**Supplied records:**
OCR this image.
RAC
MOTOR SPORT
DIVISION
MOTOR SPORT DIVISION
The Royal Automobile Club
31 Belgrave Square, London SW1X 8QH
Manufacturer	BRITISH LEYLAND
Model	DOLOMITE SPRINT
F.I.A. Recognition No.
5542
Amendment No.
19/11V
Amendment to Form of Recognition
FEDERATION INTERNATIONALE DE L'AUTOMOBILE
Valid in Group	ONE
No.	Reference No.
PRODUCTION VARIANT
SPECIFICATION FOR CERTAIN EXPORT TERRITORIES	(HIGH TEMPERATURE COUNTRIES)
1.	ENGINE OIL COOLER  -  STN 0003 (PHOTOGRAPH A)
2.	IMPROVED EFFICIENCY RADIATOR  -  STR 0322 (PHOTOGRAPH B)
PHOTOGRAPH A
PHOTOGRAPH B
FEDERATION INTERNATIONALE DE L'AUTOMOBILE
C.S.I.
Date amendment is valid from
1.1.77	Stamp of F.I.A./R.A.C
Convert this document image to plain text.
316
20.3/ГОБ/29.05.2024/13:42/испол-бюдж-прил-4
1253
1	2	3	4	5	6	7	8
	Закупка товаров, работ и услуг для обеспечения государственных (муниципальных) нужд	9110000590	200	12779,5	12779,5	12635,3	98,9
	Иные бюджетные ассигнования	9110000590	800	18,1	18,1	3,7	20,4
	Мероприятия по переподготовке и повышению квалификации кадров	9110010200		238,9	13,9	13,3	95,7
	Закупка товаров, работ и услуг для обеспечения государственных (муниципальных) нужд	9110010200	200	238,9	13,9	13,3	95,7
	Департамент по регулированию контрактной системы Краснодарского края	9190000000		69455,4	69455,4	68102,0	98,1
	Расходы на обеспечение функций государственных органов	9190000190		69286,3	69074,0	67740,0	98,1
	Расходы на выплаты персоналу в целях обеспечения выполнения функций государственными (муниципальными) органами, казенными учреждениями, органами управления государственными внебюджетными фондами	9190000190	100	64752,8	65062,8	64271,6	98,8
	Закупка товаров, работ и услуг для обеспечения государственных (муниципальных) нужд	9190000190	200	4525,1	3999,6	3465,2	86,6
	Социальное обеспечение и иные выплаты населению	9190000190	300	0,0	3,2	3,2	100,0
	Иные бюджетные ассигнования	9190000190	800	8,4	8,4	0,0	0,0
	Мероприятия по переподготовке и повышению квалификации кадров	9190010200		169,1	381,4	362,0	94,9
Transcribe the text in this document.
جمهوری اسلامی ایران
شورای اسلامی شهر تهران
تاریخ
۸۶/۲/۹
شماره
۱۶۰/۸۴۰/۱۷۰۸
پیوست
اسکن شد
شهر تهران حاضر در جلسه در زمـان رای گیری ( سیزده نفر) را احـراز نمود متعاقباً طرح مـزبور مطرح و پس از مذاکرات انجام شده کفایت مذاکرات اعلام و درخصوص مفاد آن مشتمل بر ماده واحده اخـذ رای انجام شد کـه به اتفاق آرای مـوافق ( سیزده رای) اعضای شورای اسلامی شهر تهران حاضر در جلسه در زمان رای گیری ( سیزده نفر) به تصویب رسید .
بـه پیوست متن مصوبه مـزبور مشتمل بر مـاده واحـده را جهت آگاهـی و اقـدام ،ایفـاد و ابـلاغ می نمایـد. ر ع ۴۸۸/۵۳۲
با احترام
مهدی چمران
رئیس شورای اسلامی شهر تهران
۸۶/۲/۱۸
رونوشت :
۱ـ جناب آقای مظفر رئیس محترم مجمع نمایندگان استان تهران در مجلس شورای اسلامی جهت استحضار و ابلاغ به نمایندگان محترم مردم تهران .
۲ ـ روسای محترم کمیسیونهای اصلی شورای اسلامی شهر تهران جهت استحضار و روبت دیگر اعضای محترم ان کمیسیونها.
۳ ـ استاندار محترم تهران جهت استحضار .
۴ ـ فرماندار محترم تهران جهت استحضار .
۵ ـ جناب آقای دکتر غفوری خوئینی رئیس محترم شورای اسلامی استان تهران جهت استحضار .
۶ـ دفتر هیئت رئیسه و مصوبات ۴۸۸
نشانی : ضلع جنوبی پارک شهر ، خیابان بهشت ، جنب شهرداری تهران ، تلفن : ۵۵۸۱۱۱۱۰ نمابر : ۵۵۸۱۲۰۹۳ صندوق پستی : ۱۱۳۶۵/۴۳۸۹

**Task to complete:** Identify each line in the records above that contains the word "محترم", and copy it out in full.

**Exercise output:**
۱ـ جناب آقای مظفر رئیس محترم مجمع نمایندگان استان تهران در مجلس شورای اسلامی جهت استحضار و ابلاغ به نمایندگان محترم مردم تهران .
۲ ـ روسای محترم کمیسیونهای اصلی شورای اسلامی شهر تهران جهت استحضار و روبت دیگر اعضای محترم ان کمیسیونها.
۳ ـ استاندار محترم تهران جهت استحضار .
۴ ـ فرماندار محترم تهران جهت استحضار .
۵ ـ جناب آقای دکتر غفوری خوئینی رئیس محترم شورای اسلامی استان تهران جهت استحضار .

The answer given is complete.